DATASET ENTRIES =>
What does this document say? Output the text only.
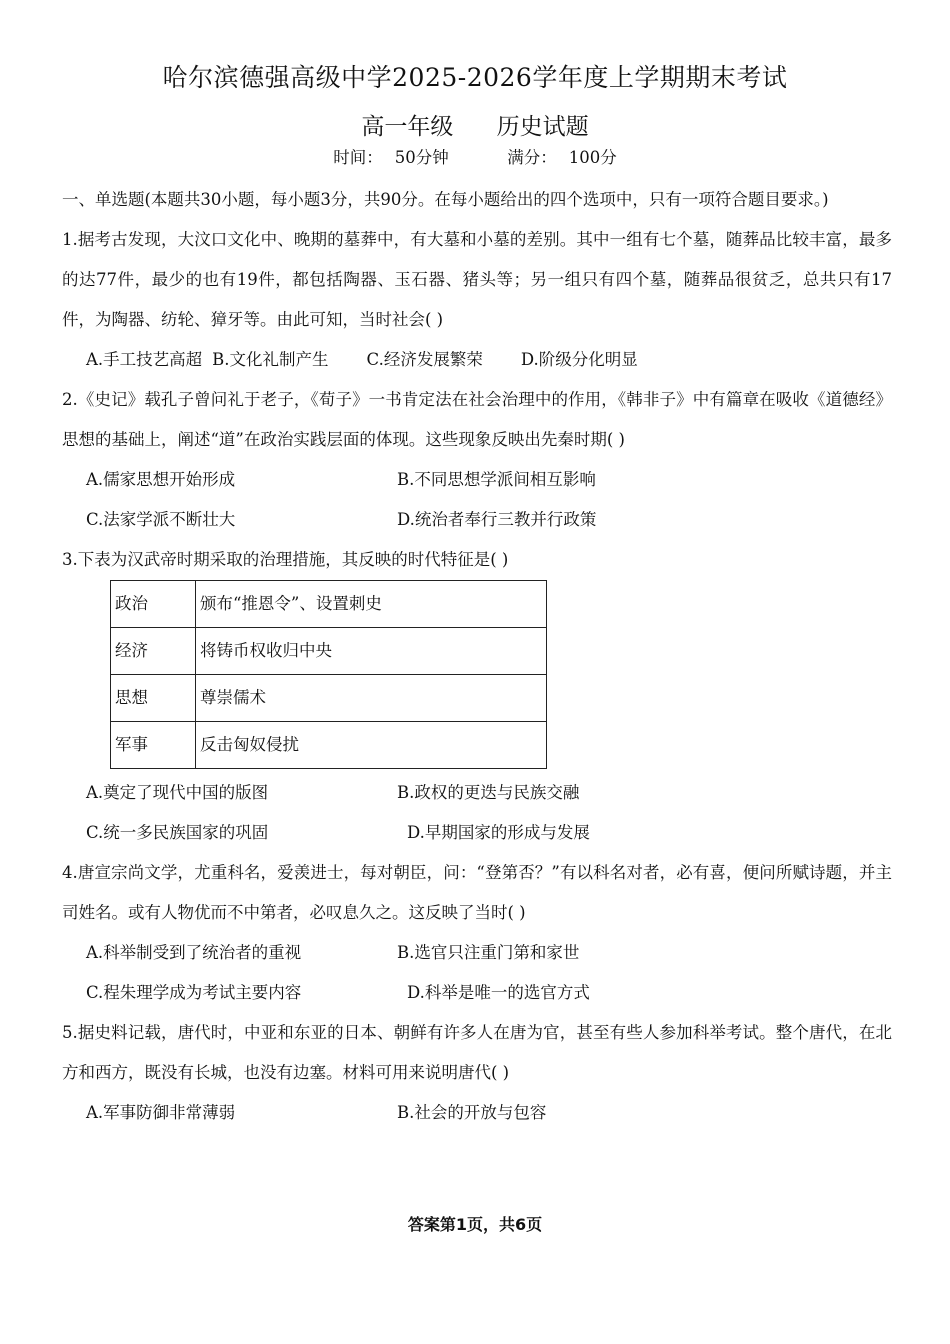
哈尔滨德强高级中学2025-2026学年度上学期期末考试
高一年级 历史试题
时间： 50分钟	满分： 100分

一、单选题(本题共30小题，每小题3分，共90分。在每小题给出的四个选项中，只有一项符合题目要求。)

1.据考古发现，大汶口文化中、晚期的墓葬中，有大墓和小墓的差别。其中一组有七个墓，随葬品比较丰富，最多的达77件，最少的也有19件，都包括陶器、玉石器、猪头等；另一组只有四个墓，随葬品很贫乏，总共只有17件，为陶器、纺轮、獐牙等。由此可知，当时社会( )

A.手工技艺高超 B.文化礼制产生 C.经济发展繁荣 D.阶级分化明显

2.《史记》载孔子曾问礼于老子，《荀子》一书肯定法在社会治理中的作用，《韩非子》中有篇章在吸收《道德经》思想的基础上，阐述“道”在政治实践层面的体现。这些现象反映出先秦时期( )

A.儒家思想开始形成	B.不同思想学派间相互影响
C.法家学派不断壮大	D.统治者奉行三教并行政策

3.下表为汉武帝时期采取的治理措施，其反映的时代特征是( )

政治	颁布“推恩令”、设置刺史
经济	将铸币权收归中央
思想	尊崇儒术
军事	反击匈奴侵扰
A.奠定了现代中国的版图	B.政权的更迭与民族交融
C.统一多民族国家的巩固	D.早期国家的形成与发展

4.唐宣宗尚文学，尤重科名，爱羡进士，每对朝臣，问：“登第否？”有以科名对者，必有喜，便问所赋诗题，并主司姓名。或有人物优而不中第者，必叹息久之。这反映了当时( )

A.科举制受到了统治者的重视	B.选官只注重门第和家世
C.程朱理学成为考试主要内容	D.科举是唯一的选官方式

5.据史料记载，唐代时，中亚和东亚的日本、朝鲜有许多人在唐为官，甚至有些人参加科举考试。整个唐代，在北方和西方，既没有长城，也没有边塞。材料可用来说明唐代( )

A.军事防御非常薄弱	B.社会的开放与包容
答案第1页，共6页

WHAT THE EXERCISE ASKS =>
Reproduce every line above as written, skipping pictures.

RESPONSE =>
What does this document say? Output the text only.
哈尔滨德强高级中学2025-2026学年度上学期期末考试
高一年级 历史试题
时间： 50分钟	满分： 100分

一、单选题(本题共30小题，每小题3分，共90分。在每小题给出的四个选项中，只有一项符合题目要求。)

1.据考古发现，大汶口文化中、晚期的墓葬中，有大墓和小墓的差别。其中一组有七个墓，随葬品比较丰富，最多的达77件，最少的也有19件，都包括陶器、玉石器、猪头等；另一组只有四个墓，随葬品很贫乏，总共只有17件，为陶器、纺轮、獐牙等。由此可知，当时社会( )

A.手工技艺高超 B.文化礼制产生 C.经济发展繁荣 D.阶级分化明显

2.《史记》载孔子曾问礼于老子，《荀子》一书肯定法在社会治理中的作用，《韩非子》中有篇章在吸收《道德经》思想的基础上，阐述“道”在政治实践层面的体现。这些现象反映出先秦时期( )

A.儒家思想开始形成	B.不同思想学派间相互影响
C.法家学派不断壮大	D.统治者奉行三教并行政策

3.下表为汉武帝时期采取的治理措施，其反映的时代特征是( )

政治	颁布“推恩令”、设置刺史
经济	将铸币权收归中央
思想	尊崇儒术
军事	反击匈奴侵扰
A.奠定了现代中国的版图	B.政权的更迭与民族交融
C.统一多民族国家的巩固	D.早期国家的形成与发展

4.唐宣宗尚文学，尤重科名，爱羡进士，每对朝臣，问：“登第否？”有以科名对者，必有喜，便问所赋诗题，并主司姓名。或有人物优而不中第者，必叹息久之。这反映了当时( )

A.科举制受到了统治者的重视	B.选官只注重门第和家世
C.程朱理学成为考试主要内容	D.科举是唯一的选官方式

5.据史料记载，唐代时，中亚和东亚的日本、朝鲜有许多人在唐为官，甚至有些人参加科举考试。整个唐代，在北方和西方，既没有长城，也没有边塞。材料可用来说明唐代( )

A.军事防御非常薄弱	B.社会的开放与包容
答案第1页，共6页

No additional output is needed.